*AIM:* Return the material exactly as supplied, apart from the pictures, which are omitted.
* start INPUT *
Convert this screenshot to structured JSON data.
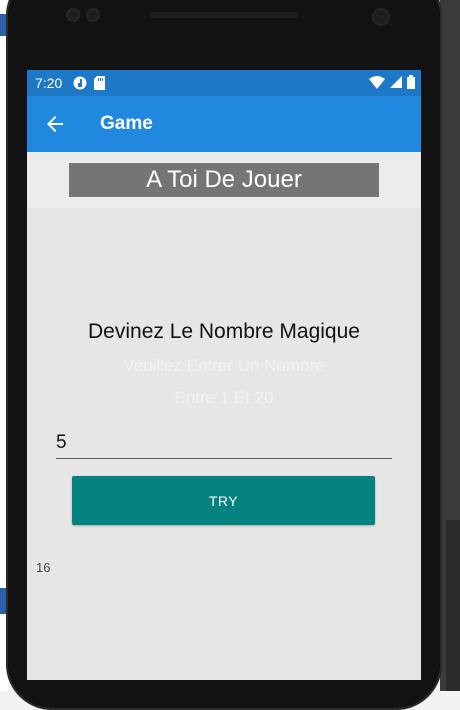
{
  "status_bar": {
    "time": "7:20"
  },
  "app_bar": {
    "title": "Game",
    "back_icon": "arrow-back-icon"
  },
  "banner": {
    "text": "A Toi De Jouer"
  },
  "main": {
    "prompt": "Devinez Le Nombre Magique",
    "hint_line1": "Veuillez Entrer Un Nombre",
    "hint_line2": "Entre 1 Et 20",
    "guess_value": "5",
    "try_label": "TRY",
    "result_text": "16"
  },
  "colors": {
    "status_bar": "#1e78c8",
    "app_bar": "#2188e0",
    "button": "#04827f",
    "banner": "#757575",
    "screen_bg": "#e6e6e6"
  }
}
* end INPUT *
*EXERCISE ANSWER:*
Convert this screenshot to structured JSON data.
{
  "status_bar": {
    "time": "7:20"
  },
  "app_bar": {
    "title": "Game",
    "back_icon": "arrow-back-icon"
  },
  "banner": {
    "text": "A Toi De Jouer"
  },
  "main": {
    "prompt": "Devinez Le Nombre Magique",
    "hint_line1": "Veuillez Entrer Un Nombre",
    "hint_line2": "Entre 1 Et 20",
    "guess_value": "5",
    "try_label": "TRY",
    "result_text": "16"
  },
  "colors": {
    "status_bar": "#1e78c8",
    "app_bar": "#2188e0",
    "button": "#04827f",
    "banner": "#757575",
    "screen_bg": "#e6e6e6"
  }
}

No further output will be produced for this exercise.